**Exercise directions**
Quote word for word from the line holding "What text is on this page?" to the last line below, including both, and omit any pictures.

BEGIN Data extract

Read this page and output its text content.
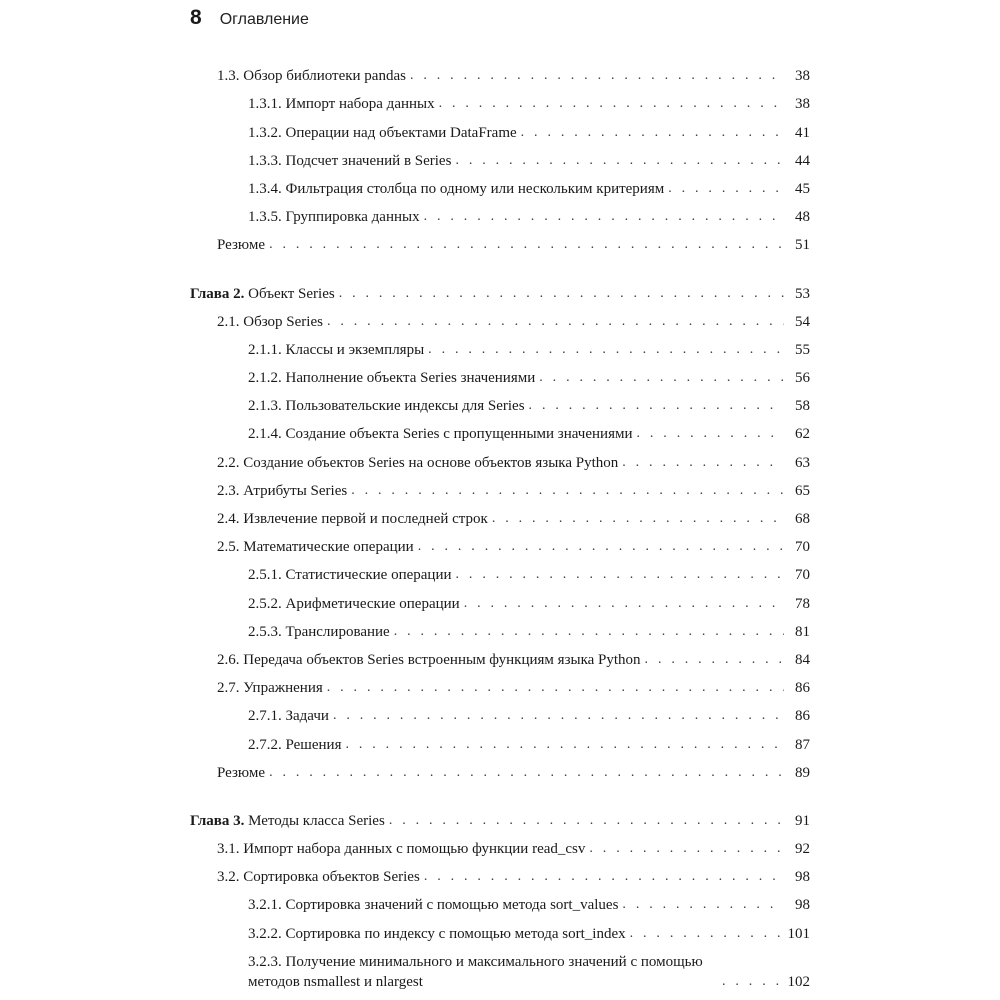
8 Оглавление
1.3. Обзор библиотеки pandas . . .	38
1.3.1. Импорт набора данных . . .	38
1.3.2. Операции над объектами DataFrame . . .	41
1.3.3. Подсчет значений в Series . . .	44
1.3.4. Фильтрация столбца по одному или нескольким критериям . . .	45
1.3.5. Группировка данных . . .	48
Резюме . . .	51
Глава 2. Объект Series . . .	53
2.1. Обзор Series . . .	54
2.1.1. Классы и экземпляры . . .	55
2.1.2. Наполнение объекта Series значениями . . .	56
2.1.3. Пользовательские индексы для Series . . .	58
2.1.4. Создание объекта Series с пропущенными значениями . . .	62
2.2. Создание объектов Series на основе объектов языка Python . . .	63
2.3. Атрибуты Series . . .	65
2.4. Извлечение первой и последней строк . . .	68
2.5. Математические операции . . .	70
2.5.1. Статистические операции . . .	70
2.5.2. Арифметические операции . . .	78
2.5.3. Транслирование . . .	81
2.6. Передача объектов Series встроенным функциям языка Python . . .	84
2.7. Упражнения . . .	86
2.7.1. Задачи . . .	86
2.7.2. Решения . . .	87
Резюме . . .	89
Глава 3. Методы класса Series . . .	91
3.1. Импорт набора данных с помощью функции read_csv . . .	92
3.2. Сортировка объектов Series . . .	98
3.2.1. Сортировка значений с помощью метода sort_values . . .	98
3.2.2. Сортировка по индексу с помощью метода sort_index . . .	101
3.2.3. Получение минимального и максимального значений с помощью методов nsmallest и nlargest . . .	102
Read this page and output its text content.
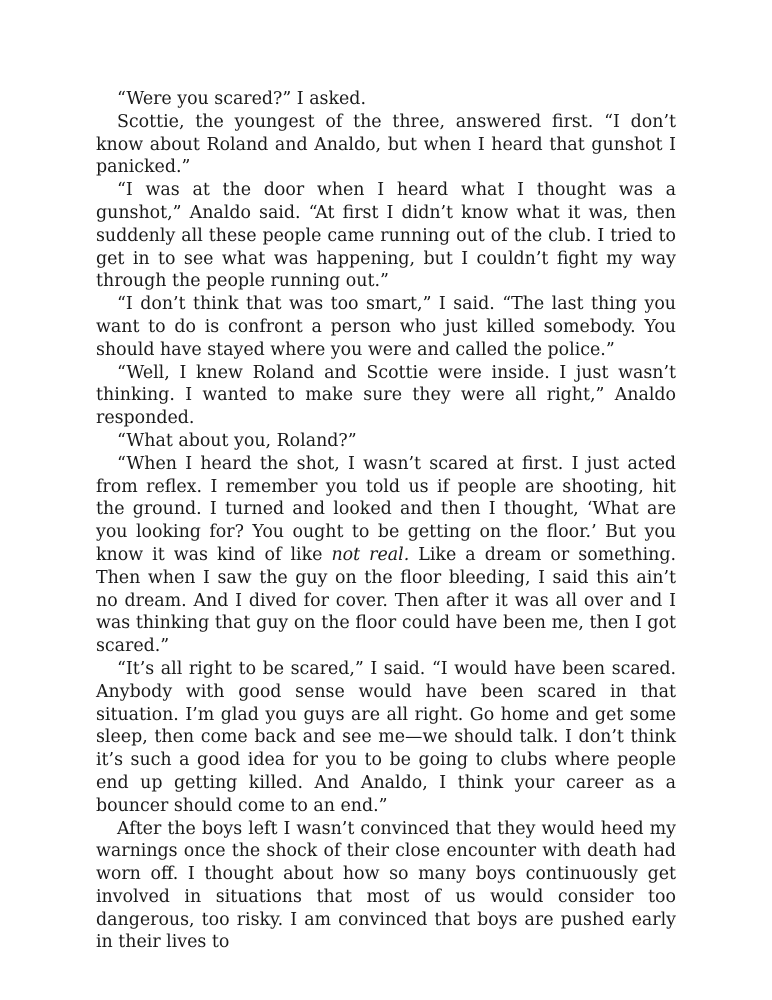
“Were you scared?” I asked.

Scottie, the youngest of the three, answered first. “I don’t know about Roland and Analdo, but when I heard that gunshot I panicked.”

“I was at the door when I heard what I thought was a gunshot,” Analdo said. “At first I didn’t know what it was, then suddenly all these people came running out of the club. I tried to get in to see what was happening, but I couldn’t fight my way through the people running out.”

“I don’t think that was too smart,” I said. “The last thing you want to do is confront a person who just killed somebody. You should have stayed where you were and called the police.”

“Well, I knew Roland and Scottie were inside. I just wasn’t thinking. I wanted to make sure they were all right,” Analdo responded.

“What about you, Roland?”

“When I heard the shot, I wasn’t scared at first. I just acted from reflex. I remember you told us if people are shooting, hit the ground. I turned and looked and then I thought, ‘What are you looking for? You ought to be getting on the floor.’ But you know it was kind of like not real. Like a dream or something. Then when I saw the guy on the floor bleeding, I said this ain’t no dream. And I dived for cover. Then after it was all over and I was thinking that guy on the floor could have been me, then I got scared.”

“It’s all right to be scared,” I said. “I would have been scared. Anybody with good sense would have been scared in that situation. I’m glad you guys are all right. Go home and get some sleep, then come back and see me—we should talk. I don’t think it’s such a good idea for you to be going to clubs where people end up getting killed. And Analdo, I think your career as a bouncer should come to an end.”

After the boys left I wasn’t convinced that they would heed my warnings once the shock of their close encounter with death had worn off. I thought about how so many boys continuously get involved in situations that most of us would consider too dangerous, too risky. I am convinced that boys are pushed early in their lives to
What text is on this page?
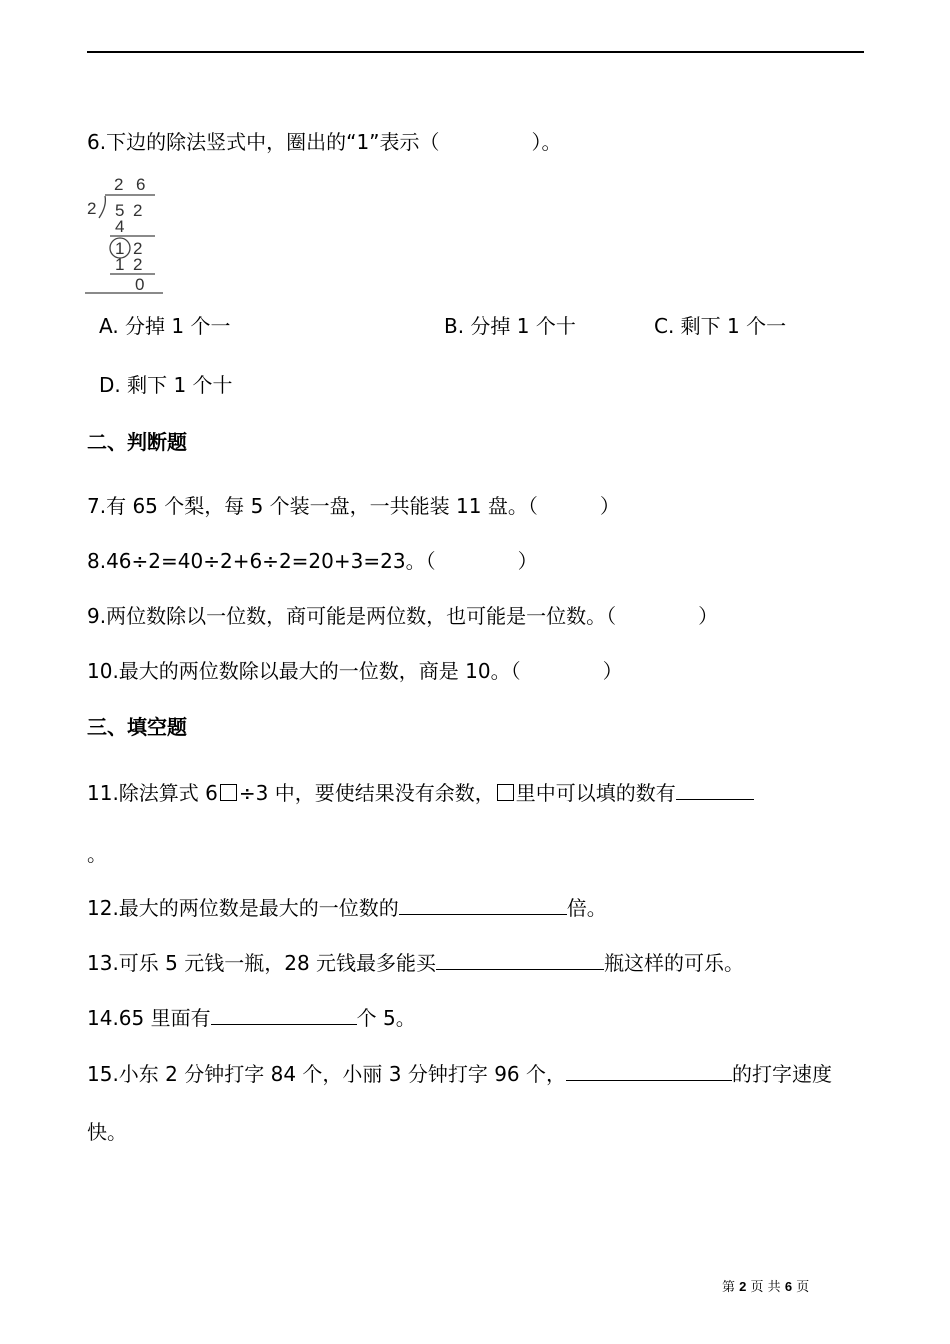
6.下边的除法竖式中，圈出的“1”表示（	）。
2 6
2 5 2
4
1 2
1 2
0
A. 分掉 1 个一	B. 分掉 1 个十	C. 剩下 1 个一
D. 剩下 1 个十
二、判断题
7.有 65 个梨，每 5 个装一盘，一共能装 11 盘。（	）
8.46÷2=40÷2+6÷2=20+3=23。（	）
9.两位数除以一位数，商可能是两位数，也可能是一位数。（	）
10.最大的两位数除以最大的一位数，商是 10。（	）
三、填空题
11.除法算式 6 ÷3 中，要使结果没有余数， 里中可以填的数有
。
12.最大的两位数是最大的一位数的	倍。
13.可乐 5 元钱一瓶，28 元钱最多能买	瓶这样的可乐。
14.65 里面有	个 5。
15.小东 2 分钟打字 84 个，小丽 3 分钟打字 96 个，	的打字速度
快。
第 2 页 共 6 页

END Data extract

**Correct result**
What text is on this page?
6.下边的除法竖式中，圈出的“1”表示（	）。
2 6
2 5 2
4
1 2
1 2
0
A. 分掉 1 个一	B. 分掉 1 个十	C. 剩下 1 个一
D. 剩下 1 个十
二、判断题
7.有 65 个梨，每 5 个装一盘，一共能装 11 盘。（	）
8.46÷2=40÷2+6÷2=20+3=23。（	）
9.两位数除以一位数，商可能是两位数，也可能是一位数。（	）
10.最大的两位数除以最大的一位数，商是 10。（	）
三、填空题
11.除法算式 6 ÷3 中，要使结果没有余数， 里中可以填的数有
。
12.最大的两位数是最大的一位数的	倍。
13.可乐 5 元钱一瓶，28 元钱最多能买	瓶这样的可乐。
14.65 里面有	个 5。
15.小东 2 分钟打字 84 个，小丽 3 分钟打字 96 个，	的打字速度
快。
第 2 页 共 6 页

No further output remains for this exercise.